#### [TEXT FOR ANALYSIS]
== == ==
Abril Abdamari Garza Alonso (born February 28, 1998), better known as Ari Gameplays (stylized AriGameplays), is a Mexican Internet celebrity, streamer, YouTuber, TikToker, glamour model, and cosplayer. With 5.4 million, her Twitch channel is the 27th most-followed globally, and the third most-followed female streamer on the platform, as well as the 150th most-followed user on TikTok. She is also known as MiPriv creator.

Early life 
Garza was born in Ciudad Juárez, Chihuahua, but she was raised in Monterrey, Nuevo León. From an early age she became interested in video games, while studying communication sciences at the National Autonomous University of Mexico, from which she dropped out due to her success in social networks.

Career 
On July 23, 2014, Garza uploaded her first video to YouTube. Initially, she uploaded tutorials and content of female interest. She subsequently chose to dedicate herself to vlogs and Let's Plays. The video games with which she had the most reach on that platform were Minecraft, Grand Theft Auto V, Fortnite, Overwatch and Planet Coaster. Later on February 17, 2019, she started her secondary YouTube channel, which is active from time to time.

In 2016, she started streaming on Twitch, where she managed to position herself as the second most followed female streamer, with around 1.35 million. In June 2018 she participated in a Fortnite Battle Royale tournament hosted by El Rubius at Gamergy 2018. Between May 18 and 19, 2019 she was invited to the Mexican festival Open.GG. In September 2019, she was a luxury guest at The International 2019 Dota 2 tournament in La Paz, Bolivia. In September 2020, after suffering a ban on Twitch, she migrates to Facebook Gaming. In August 2021, she participated in Tortillaland, a Minecraft content series hosted by AuronPlay. On September 10, 2021, she returns to Twitch.
== == ==
#### [GIVEN DATA]
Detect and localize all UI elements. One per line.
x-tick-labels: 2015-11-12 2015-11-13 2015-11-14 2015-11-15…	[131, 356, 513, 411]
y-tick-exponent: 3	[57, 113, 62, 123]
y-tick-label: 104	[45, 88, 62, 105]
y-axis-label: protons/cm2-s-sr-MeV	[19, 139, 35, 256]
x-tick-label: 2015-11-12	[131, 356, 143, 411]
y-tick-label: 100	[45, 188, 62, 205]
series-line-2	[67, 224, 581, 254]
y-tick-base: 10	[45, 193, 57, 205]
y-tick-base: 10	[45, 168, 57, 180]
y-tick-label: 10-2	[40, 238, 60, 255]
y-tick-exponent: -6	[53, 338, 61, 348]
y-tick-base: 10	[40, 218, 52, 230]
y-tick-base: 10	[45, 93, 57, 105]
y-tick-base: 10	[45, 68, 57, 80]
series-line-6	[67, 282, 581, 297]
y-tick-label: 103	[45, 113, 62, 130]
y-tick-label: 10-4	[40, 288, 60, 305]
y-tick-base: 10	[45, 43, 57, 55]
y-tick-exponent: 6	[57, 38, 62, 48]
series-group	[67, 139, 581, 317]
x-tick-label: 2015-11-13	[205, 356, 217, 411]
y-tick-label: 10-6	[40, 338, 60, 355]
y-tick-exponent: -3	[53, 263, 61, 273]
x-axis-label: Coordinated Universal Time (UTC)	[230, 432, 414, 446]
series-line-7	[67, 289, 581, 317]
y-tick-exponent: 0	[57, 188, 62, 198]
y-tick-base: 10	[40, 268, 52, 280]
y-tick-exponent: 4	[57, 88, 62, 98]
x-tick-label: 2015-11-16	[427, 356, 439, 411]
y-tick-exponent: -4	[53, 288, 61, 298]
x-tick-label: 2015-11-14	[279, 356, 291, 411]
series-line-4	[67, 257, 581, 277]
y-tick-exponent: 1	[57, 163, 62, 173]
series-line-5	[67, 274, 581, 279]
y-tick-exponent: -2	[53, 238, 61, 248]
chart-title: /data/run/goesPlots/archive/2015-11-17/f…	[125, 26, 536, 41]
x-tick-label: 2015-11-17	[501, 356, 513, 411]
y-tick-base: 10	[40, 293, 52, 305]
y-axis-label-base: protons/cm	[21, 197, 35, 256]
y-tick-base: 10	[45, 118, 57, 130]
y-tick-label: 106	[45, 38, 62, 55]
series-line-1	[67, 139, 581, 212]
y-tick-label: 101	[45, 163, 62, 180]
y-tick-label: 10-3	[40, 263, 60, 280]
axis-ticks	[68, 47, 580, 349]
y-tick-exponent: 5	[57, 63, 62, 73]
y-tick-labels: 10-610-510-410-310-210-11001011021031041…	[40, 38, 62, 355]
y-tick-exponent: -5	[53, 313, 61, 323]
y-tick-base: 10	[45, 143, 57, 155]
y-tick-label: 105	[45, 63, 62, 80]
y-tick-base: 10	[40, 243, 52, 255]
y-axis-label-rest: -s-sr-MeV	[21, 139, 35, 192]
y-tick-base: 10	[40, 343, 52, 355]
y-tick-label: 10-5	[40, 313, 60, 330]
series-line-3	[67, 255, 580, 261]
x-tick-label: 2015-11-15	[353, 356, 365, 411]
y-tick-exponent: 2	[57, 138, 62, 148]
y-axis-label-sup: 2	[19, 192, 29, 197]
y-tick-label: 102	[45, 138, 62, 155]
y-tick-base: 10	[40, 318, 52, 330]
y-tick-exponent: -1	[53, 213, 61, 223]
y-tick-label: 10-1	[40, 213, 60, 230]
== == ==
#### [TASKS]
1. Please return the passage from the Ari Gameplays biography starting at "Abril Abdamari Garza" and ending at "as MiPriv creator.".
2. Using the Ari Gameplays biography, decide whether each statement below agrees with it. Answer yes or no for each, and quote the deciding words of the biography. (a) Garza was born in Monterrey. (b) She began streaming on Twitch in 2016. (c) Her first YouTube video was uploaded on July 23, 2014.
3. Extend the Ari Gameplays biography, not the listing, beyond its last sentence.

#### [OUTPUTS FOR THE TASKS]
1.
Abril Abdamari Garza Alonso (born February 28, 1998), better known as Ari Gameplays (stylized AriGameplays), is a Mexican Internet celebrity, streamer, YouTuber, TikToker, glamour model, and cosplayer. With 5.4 million, her Twitch channel is the 27th most-followed globally, and the third most-followed female streamer on the platform, as well as the 150th most-followed user on TikTok. She is also known as MiPriv creator.

2.
(a) No: "Garza was born in Ciudad Juárez, Chihuahua, but she was raised in Monterrey, Nuevo León."
(b) Yes: "In 2016, she started streaming on Twitch"
(c) Yes: "On July 23, 2014, Garza uploaded her first video to YouTube."

3.
In April 2022, he participated in the Cero Albañiles construction-free Fortnite content series, hosted by TheGrefg. In June 2022, she was invited to the La Velada del Año 2 boxing event hosted by Ibai Llanos, where she became champion. That same month she also presented a limited clothing collection together with El Rubius, under the name of MadKat X Ari Gameplays, and appeared in the third edition of the Dame la Pasta Twitch event, hosted by Ibai Llanos. In July 2022, she launched her own clothing collection in collaboration with Shein company. In August 2022, she participated in Tortillaland 2 sequel. In October 2022, she was announced as the face of Razer's Kraken Kitty V2 Pro headset.

Personal life 
On October 5, 2019, she married Colombian streamer Juan Sebastián Guarnizo "JuanSGuarnizo".

Controversies 
In January 2019, she became involved in a controversy with the Panamanian streamer Windy Girk, since she accused her of "doing stream sniping" to harm her on a Fortnite server in which they had coincided. In March 2021, Windy Girk accused her again of "using bots to report her social media", deleting her posts, videos, and streams, according to her.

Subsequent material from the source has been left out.